Go through the listing and pick out each line with the word "Institutional" in it.

▶ Information given:
============================================================
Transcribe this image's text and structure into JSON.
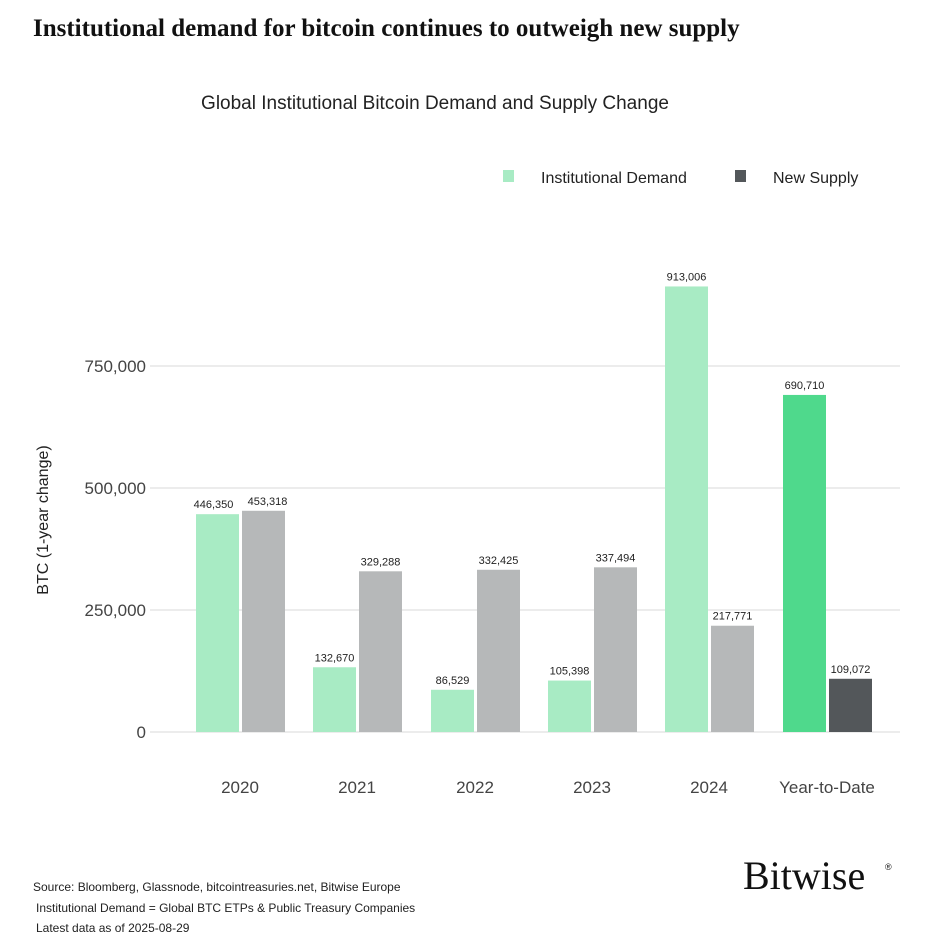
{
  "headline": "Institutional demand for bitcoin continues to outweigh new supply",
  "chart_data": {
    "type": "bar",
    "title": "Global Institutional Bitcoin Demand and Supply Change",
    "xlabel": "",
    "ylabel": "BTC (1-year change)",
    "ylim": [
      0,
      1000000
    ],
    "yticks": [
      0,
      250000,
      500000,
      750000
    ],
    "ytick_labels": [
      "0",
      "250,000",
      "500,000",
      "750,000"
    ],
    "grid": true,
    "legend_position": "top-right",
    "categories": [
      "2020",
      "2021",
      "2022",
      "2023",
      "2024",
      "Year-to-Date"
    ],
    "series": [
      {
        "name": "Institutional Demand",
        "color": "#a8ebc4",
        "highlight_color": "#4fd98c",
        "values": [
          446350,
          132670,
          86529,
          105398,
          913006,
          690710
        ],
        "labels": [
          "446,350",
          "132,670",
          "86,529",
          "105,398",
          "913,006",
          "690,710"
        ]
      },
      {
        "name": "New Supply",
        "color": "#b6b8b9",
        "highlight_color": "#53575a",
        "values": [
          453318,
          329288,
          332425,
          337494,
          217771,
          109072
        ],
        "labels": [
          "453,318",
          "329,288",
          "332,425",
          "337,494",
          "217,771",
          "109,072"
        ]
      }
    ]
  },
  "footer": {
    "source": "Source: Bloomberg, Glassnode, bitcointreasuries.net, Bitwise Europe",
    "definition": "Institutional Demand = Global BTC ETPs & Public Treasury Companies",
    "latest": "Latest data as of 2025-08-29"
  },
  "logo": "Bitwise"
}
============================================================
▶ Response:
  "headline": "Institutional demand for bitcoin continues to outweigh new supply",
    "title": "Global Institutional Bitcoin Demand and Supply Change",
        "name": "Institutional Demand",
    "definition": "Institutional Demand = Global BTC ETPs & Public Treasury Companies",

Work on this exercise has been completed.